EXERCISE: Find each line holding the word "predictive" and give the number of such lines, nothing else.

Stored data entries
#####
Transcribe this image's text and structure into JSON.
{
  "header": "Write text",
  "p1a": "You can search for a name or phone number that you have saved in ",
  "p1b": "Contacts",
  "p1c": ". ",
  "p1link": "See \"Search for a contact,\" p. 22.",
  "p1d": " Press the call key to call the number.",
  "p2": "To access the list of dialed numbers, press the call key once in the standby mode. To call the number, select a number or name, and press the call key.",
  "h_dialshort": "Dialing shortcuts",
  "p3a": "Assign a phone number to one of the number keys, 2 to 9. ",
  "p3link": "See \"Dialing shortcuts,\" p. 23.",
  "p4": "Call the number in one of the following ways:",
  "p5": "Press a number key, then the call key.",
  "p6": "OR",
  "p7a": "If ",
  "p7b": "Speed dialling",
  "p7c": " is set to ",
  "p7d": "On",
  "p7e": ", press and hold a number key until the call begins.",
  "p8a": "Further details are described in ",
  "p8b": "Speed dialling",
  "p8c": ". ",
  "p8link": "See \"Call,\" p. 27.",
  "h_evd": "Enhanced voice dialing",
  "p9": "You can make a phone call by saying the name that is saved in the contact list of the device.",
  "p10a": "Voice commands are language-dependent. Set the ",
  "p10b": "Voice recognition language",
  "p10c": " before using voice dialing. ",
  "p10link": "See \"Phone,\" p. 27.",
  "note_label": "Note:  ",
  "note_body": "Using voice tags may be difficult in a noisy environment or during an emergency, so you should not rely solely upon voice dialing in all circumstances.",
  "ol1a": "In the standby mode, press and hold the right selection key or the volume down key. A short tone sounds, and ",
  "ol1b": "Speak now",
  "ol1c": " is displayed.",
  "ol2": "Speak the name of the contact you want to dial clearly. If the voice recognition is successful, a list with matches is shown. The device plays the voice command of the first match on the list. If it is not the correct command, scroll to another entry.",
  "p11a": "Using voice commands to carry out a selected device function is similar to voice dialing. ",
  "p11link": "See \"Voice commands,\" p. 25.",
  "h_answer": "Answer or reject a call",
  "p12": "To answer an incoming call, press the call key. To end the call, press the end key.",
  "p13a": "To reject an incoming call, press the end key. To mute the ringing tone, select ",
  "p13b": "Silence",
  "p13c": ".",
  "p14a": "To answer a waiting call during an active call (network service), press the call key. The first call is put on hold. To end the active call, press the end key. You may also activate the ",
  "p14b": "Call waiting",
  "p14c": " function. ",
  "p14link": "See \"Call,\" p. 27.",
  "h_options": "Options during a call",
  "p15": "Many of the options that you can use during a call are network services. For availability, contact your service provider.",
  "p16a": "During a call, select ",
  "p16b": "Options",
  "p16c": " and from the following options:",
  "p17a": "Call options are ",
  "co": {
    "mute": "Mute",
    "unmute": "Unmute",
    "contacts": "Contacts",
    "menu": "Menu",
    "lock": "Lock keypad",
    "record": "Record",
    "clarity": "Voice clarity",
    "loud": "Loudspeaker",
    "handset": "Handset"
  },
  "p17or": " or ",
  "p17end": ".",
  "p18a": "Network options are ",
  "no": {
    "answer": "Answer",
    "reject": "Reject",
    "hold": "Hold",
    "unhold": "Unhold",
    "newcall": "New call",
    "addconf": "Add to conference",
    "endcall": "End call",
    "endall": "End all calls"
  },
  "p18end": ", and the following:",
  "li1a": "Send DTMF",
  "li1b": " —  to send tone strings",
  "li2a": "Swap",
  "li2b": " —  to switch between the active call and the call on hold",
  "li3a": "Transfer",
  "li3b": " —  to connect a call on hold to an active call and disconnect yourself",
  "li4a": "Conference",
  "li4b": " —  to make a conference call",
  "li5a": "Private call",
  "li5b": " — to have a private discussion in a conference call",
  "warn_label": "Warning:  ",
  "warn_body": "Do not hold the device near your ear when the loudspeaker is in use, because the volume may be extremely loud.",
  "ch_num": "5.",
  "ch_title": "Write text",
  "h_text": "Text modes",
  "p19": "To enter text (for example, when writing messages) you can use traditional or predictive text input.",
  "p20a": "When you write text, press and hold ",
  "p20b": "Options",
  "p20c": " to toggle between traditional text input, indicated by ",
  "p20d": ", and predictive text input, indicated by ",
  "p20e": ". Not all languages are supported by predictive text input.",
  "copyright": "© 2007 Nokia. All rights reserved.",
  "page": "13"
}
#####
RESULT OF THE EXERCISE: 3